Exercise brief: All records are to be retyped faithfully and completely.

Material shown:
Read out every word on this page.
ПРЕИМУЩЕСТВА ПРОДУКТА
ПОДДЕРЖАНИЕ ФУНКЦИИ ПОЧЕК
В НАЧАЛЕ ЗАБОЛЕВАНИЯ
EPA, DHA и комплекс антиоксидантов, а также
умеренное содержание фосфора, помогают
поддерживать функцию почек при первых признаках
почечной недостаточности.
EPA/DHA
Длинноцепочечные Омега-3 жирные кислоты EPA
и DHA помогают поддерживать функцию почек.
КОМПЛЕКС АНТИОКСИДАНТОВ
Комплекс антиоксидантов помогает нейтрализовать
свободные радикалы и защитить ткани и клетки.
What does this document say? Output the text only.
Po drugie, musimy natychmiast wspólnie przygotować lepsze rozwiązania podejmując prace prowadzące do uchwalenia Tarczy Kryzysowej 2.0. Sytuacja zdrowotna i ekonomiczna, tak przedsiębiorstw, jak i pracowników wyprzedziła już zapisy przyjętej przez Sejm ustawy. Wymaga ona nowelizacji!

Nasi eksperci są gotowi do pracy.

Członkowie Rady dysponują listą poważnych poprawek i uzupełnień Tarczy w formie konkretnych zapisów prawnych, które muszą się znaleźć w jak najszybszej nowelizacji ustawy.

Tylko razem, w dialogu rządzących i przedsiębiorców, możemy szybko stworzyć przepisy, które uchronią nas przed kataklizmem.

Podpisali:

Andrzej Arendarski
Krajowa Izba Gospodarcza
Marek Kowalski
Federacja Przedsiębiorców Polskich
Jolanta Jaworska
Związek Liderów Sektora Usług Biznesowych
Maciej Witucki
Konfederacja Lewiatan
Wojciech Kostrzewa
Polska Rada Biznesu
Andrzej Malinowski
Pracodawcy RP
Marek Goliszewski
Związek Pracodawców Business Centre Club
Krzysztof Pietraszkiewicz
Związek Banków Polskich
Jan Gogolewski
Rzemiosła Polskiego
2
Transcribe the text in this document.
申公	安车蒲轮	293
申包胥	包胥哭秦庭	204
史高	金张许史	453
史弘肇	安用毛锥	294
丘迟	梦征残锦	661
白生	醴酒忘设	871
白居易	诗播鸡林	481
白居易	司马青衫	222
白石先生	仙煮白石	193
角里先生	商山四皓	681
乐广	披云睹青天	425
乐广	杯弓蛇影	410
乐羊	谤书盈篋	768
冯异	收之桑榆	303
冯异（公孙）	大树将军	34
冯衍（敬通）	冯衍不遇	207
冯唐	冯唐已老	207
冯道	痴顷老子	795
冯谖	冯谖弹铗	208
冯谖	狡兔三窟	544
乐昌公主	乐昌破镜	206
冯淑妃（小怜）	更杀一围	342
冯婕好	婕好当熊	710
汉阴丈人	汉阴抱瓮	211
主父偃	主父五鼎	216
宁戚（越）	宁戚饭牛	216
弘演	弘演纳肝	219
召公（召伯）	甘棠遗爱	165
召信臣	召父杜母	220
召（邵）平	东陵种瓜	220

Answer for the task:
Read out every word on this page.
ПРЕИМУЩЕСТВА ПРОДУКТА
ПОДДЕРЖАНИЕ ФУНКЦИИ ПОЧЕК
В НАЧАЛЕ ЗАБОЛЕВАНИЯ
EPA, DHA и комплекс антиоксидантов, а также
умеренное содержание фосфора, помогают
поддерживать функцию почек при первых признаках
почечной недостаточности.
EPA/DHA
Длинноцепочечные Омега-3 жирные кислоты EPA
и DHA помогают поддерживать функцию почек.
КОМПЛЕКС АНТИОКСИДАНТОВ
Комплекс антиоксидантов помогает нейтрализовать
свободные радикалы и защитить ткани и клетки.
What does this document say? Output the text only.
Po drugie, musimy natychmiast wspólnie przygotować lepsze rozwiązania podejmując prace prowadzące do uchwalenia Tarczy Kryzysowej 2.0. Sytuacja zdrowotna i ekonomiczna, tak przedsiębiorstw, jak i pracowników wyprzedziła już zapisy przyjętej przez Sejm ustawy. Wymaga ona nowelizacji!

Nasi eksperci są gotowi do pracy.

Członkowie Rady dysponują listą poważnych poprawek i uzupełnień Tarczy w formie konkretnych zapisów prawnych, które muszą się znaleźć w jak najszybszej nowelizacji ustawy.

Tylko razem, w dialogu rządzących i przedsiębiorców, możemy szybko stworzyć przepisy, które uchronią nas przed kataklizmem.

Podpisali:

Andrzej Arendarski
Krajowa Izba Gospodarcza
Marek Kowalski
Federacja Przedsiębiorców Polskich
Jolanta Jaworska
Związek Liderów Sektora Usług Biznesowych
Maciej Witucki
Konfederacja Lewiatan
Wojciech Kostrzewa
Polska Rada Biznesu
Andrzej Malinowski
Pracodawcy RP
Marek Goliszewski
Związek Pracodawców Business Centre Club
Krzysztof Pietraszkiewicz
Związek Banków Polskich
Jan Gogolewski
Rzemiosła Polskiego
2
Transcribe the text in this document.
申公	安车蒲轮	293
申包胥	包胥哭秦庭	204
史高	金张许史	453
史弘肇	安用毛锥	294
丘迟	梦征残锦	661
白生	醴酒忘设	871
白居易	诗播鸡林	481
白居易	司马青衫	222
白石先生	仙煮白石	193
角里先生	商山四皓	681
乐广	披云睹青天	425
乐广	杯弓蛇影	410
乐羊	谤书盈篋	768
冯异	收之桑榆	303
冯异（公孙）	大树将军	34
冯衍（敬通）	冯衍不遇	207
冯唐	冯唐已老	207
冯道	痴顷老子	795
冯谖	冯谖弹铗	208
冯谖	狡兔三窟	544
乐昌公主	乐昌破镜	206
冯淑妃（小怜）	更杀一围	342
冯婕好	婕好当熊	710
汉阴丈人	汉阴抱瓮	211
主父偃	主父五鼎	216
宁戚（越）	宁戚饭牛	216
弘演	弘演纳肝	219
召公（召伯）	甘棠遗爱	165
召信臣	召父杜母	220
召（邵）平	东陵种瓜	220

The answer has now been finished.